Consignes à suivre:
[a] D'après le texte à lire, dans quelle ville sera célébré le troisième Congrès Eucharistique National ?
[b] Transcrivez sans rien changer le passage du texte à lire qui va de « 1 CONCLUSION- Que » jusqu'à « la Pentecôte 2023. ».

Texte à lire:

========================================================================

1 CONCLUSION- Que par l’intercession de la Vierge Marie, Reine de la paix, Patronne de notre pays et les grâces du troisième Congrès Eucharistique National que nous célébrons bientôt à Lubumbashi, nous obtenions des plus puissants secours : Prenez courage, j’ai vaincu le monde (cf. Jn 16,3). Donné à Bukavu, en la Solennité de la Pentecôte 2023.
Ce message est signé par Messeigneurs
François Xavier Maroy, archevêque de Bukavu et président de l’ASSEPB, Melchisédech Sikuli, évêque de Butembo-Beni, Willy Ngumbi, évêque de Goma, Placide Lubamba, évêque de Kasongo, François Abeli, eveque de Kindu et en fin Sébastien-Joseph Muyengo, eveque d’Uvira.

========================================================================

[Données de segmentation de page]
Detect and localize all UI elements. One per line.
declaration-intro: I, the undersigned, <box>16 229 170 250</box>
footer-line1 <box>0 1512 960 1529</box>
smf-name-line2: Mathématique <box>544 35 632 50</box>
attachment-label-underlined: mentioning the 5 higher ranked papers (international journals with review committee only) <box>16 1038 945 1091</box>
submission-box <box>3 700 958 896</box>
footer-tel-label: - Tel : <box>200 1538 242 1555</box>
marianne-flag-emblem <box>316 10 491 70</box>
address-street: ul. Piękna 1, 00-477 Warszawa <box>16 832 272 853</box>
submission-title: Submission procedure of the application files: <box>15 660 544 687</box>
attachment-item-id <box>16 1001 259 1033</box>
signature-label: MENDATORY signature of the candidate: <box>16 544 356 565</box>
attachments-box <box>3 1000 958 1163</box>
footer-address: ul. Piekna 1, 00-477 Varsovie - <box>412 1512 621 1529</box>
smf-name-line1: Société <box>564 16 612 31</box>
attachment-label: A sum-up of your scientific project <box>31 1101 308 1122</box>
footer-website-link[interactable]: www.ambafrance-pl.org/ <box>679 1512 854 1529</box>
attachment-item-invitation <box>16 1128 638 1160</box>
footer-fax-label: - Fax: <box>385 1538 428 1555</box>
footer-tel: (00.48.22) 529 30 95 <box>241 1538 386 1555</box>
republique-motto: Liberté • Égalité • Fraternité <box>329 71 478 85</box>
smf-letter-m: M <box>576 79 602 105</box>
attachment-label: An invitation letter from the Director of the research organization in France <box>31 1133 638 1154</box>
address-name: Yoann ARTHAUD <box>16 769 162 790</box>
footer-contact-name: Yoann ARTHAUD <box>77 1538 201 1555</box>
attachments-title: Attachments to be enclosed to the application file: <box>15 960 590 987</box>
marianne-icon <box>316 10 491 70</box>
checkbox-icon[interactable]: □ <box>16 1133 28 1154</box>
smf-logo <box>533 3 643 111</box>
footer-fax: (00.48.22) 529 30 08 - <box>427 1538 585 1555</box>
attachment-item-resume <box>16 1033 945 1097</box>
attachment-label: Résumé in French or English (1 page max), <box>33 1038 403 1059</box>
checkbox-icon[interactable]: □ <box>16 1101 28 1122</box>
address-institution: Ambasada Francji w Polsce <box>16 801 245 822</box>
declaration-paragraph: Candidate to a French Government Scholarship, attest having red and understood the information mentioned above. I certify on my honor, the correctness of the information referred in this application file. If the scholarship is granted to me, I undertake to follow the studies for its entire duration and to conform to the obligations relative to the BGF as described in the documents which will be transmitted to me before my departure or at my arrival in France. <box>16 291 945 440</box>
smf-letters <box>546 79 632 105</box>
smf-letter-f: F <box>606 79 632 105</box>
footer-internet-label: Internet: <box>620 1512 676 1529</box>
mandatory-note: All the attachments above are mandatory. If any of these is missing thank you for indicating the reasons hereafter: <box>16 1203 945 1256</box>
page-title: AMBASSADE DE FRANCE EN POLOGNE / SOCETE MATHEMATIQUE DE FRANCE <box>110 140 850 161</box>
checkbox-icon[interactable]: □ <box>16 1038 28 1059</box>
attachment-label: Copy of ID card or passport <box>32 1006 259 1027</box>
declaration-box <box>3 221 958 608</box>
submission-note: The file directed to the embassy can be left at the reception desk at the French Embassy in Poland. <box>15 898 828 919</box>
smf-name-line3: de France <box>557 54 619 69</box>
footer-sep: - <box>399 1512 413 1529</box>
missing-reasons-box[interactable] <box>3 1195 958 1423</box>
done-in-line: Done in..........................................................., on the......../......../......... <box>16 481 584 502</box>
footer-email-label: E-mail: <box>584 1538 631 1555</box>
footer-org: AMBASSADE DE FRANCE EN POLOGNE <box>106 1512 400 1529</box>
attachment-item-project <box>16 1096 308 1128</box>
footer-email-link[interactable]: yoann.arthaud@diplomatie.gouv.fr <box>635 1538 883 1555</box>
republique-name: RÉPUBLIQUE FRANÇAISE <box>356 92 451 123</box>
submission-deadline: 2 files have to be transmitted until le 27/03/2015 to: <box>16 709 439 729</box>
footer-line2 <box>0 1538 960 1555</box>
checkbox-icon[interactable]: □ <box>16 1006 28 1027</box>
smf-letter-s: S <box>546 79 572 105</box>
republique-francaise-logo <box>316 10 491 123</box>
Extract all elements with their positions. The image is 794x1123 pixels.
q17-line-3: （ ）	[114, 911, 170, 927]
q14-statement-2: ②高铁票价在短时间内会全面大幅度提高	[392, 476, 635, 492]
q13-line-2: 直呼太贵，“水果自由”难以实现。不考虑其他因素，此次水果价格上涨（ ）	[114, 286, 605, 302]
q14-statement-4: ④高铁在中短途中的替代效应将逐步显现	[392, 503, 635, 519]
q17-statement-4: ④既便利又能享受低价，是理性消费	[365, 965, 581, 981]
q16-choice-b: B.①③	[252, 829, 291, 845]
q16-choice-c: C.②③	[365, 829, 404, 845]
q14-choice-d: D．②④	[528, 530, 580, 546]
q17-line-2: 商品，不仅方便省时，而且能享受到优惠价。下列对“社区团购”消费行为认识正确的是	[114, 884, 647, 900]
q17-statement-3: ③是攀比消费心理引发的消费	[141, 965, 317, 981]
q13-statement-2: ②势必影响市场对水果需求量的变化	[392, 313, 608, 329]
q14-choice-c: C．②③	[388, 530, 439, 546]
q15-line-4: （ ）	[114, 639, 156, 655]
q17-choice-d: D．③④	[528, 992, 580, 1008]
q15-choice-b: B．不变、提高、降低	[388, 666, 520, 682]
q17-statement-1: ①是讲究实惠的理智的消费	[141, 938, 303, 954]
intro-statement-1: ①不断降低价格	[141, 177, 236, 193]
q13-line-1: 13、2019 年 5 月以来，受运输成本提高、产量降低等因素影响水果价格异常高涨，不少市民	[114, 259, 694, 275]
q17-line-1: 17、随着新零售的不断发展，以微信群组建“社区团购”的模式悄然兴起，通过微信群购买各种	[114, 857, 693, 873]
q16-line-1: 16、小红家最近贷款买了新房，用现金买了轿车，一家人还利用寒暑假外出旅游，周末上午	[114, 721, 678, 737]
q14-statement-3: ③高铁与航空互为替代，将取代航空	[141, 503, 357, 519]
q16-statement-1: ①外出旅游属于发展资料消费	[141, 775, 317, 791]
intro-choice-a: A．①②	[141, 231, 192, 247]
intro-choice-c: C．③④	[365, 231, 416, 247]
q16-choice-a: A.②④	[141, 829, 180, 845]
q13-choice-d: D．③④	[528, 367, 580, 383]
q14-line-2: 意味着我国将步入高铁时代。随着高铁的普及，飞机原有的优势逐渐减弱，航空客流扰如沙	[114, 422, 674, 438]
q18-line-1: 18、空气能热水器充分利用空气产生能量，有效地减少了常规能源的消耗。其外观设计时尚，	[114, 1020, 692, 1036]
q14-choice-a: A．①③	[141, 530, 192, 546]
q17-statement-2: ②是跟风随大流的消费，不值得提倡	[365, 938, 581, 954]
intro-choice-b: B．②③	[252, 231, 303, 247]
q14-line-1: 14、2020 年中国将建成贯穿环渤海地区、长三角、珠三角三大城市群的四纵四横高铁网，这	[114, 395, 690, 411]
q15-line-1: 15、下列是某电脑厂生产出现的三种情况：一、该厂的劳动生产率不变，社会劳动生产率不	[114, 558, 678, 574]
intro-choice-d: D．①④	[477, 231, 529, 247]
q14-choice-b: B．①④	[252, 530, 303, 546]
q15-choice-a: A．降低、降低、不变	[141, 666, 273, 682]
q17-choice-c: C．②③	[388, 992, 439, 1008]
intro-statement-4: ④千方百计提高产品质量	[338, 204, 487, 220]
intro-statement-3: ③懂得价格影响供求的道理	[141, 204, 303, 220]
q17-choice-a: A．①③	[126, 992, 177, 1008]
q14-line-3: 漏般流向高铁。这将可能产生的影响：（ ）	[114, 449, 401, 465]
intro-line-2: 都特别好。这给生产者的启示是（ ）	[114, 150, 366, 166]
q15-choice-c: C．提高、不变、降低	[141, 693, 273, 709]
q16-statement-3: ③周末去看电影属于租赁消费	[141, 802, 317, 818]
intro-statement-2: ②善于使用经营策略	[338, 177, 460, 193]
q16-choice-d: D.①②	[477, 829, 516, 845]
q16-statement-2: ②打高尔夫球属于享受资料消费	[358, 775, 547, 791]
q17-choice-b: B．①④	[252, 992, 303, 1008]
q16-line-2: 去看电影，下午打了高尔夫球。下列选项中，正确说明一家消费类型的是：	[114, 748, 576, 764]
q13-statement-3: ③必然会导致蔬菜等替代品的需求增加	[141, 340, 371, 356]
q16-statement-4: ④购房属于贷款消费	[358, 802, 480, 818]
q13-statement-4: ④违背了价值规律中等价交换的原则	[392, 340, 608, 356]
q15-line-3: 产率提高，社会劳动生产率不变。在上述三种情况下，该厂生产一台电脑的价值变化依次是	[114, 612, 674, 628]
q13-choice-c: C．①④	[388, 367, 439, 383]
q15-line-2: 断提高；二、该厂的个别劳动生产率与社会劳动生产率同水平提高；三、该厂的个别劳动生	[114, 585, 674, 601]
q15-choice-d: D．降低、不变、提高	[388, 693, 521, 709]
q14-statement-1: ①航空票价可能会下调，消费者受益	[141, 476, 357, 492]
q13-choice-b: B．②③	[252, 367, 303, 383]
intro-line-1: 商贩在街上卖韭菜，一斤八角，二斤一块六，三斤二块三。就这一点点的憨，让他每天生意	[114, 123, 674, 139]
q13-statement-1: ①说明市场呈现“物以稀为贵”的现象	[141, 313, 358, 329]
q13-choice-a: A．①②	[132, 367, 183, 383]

========================================================================

Réponses attendues:
[a] À Lubumbashi.

[b]
1 CONCLUSION- Que par l’intercession de la Vierge Marie, Reine de la paix, Patronne de notre pays et les grâces du troisième Congrès Eucharistique National que nous célébrons bientôt à Lubumbashi, nous obtenions des plus puissants secours : Prenez courage, j’ai vaincu le monde (cf. Jn 16,3). Donné à Bukavu, en la Solennité de la Pentecôte 2023.